◆ **TASK PROMPT**
Read through the entries below and return each line with the word "compare".

[Collected data]
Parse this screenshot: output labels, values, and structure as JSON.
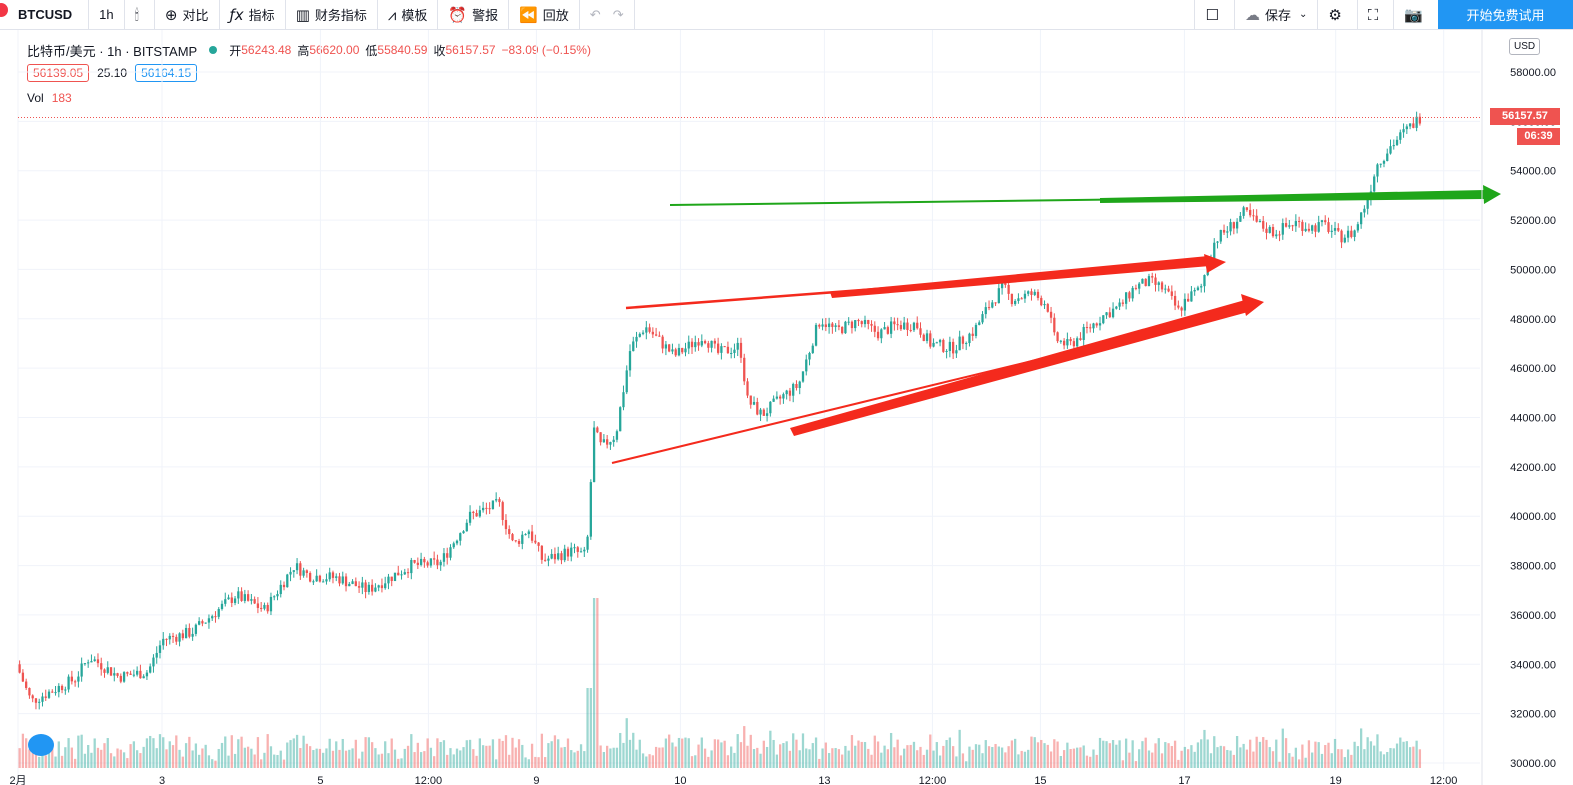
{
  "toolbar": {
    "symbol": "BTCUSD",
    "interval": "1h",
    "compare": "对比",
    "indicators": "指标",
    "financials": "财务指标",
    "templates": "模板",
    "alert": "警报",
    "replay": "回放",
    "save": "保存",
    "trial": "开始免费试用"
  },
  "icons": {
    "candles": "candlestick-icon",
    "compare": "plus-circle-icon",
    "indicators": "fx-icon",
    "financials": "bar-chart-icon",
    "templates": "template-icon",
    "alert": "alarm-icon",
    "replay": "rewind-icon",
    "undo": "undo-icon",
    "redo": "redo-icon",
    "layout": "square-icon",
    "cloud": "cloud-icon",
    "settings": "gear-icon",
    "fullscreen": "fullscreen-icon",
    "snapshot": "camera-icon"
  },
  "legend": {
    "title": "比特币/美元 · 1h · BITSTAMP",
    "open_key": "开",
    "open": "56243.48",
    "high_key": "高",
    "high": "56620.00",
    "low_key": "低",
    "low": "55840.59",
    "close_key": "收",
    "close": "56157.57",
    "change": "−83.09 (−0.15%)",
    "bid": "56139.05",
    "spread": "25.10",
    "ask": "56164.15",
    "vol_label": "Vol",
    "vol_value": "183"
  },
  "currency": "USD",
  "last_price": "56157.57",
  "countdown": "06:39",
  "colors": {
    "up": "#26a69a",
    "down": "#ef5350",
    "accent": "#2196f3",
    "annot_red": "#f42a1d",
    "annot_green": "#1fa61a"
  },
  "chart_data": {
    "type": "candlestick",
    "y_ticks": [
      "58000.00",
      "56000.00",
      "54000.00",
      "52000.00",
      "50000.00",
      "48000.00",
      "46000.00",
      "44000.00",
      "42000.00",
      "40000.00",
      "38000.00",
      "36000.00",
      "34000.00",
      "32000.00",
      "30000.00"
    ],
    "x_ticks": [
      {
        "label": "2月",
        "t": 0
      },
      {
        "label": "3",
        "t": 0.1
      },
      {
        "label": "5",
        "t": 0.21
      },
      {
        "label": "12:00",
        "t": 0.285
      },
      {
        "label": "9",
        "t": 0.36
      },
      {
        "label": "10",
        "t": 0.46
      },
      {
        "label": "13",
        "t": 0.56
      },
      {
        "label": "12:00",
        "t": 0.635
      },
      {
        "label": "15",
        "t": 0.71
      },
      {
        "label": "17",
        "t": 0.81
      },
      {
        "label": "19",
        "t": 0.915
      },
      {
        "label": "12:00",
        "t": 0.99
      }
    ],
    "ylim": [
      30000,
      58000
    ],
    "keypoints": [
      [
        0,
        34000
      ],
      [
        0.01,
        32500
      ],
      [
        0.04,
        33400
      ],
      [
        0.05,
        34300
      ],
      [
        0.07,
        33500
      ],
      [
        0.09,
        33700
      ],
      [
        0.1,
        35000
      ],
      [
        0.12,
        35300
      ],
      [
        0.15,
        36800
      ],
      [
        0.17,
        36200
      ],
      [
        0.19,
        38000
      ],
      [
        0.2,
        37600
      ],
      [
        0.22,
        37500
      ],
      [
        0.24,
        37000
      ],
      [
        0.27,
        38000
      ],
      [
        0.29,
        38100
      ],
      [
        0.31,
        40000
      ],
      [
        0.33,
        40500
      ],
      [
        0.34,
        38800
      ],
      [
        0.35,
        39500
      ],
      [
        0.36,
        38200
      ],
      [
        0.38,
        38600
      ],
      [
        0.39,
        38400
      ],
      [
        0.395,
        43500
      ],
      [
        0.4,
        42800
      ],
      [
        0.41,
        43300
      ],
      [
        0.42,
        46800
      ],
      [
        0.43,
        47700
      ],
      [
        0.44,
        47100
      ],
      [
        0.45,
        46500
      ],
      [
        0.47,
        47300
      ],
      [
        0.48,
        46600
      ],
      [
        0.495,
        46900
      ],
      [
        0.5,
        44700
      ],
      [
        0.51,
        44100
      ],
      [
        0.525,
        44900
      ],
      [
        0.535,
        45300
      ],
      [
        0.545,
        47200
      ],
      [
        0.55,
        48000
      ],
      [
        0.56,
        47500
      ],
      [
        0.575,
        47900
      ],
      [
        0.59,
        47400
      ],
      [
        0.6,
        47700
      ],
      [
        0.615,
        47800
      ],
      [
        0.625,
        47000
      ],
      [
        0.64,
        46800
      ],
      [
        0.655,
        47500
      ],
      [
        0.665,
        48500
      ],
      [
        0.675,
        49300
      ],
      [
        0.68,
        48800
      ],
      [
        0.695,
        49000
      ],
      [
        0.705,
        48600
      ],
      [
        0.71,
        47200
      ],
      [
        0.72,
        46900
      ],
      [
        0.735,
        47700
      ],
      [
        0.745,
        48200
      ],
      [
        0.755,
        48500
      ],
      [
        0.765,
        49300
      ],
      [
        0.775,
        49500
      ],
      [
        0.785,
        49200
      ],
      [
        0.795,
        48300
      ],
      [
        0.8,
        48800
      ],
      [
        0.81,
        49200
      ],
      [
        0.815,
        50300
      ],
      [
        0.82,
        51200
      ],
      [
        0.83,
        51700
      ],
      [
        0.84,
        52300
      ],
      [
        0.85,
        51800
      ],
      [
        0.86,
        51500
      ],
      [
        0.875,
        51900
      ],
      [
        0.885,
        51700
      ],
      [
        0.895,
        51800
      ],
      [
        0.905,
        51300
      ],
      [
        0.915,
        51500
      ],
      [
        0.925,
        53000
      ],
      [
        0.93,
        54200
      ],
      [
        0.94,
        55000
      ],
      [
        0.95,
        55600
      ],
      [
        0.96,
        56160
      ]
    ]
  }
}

◆ **RESULT OF THE EXERCISE**
    "compare": "对比",
    "compare": "plus-circle-icon",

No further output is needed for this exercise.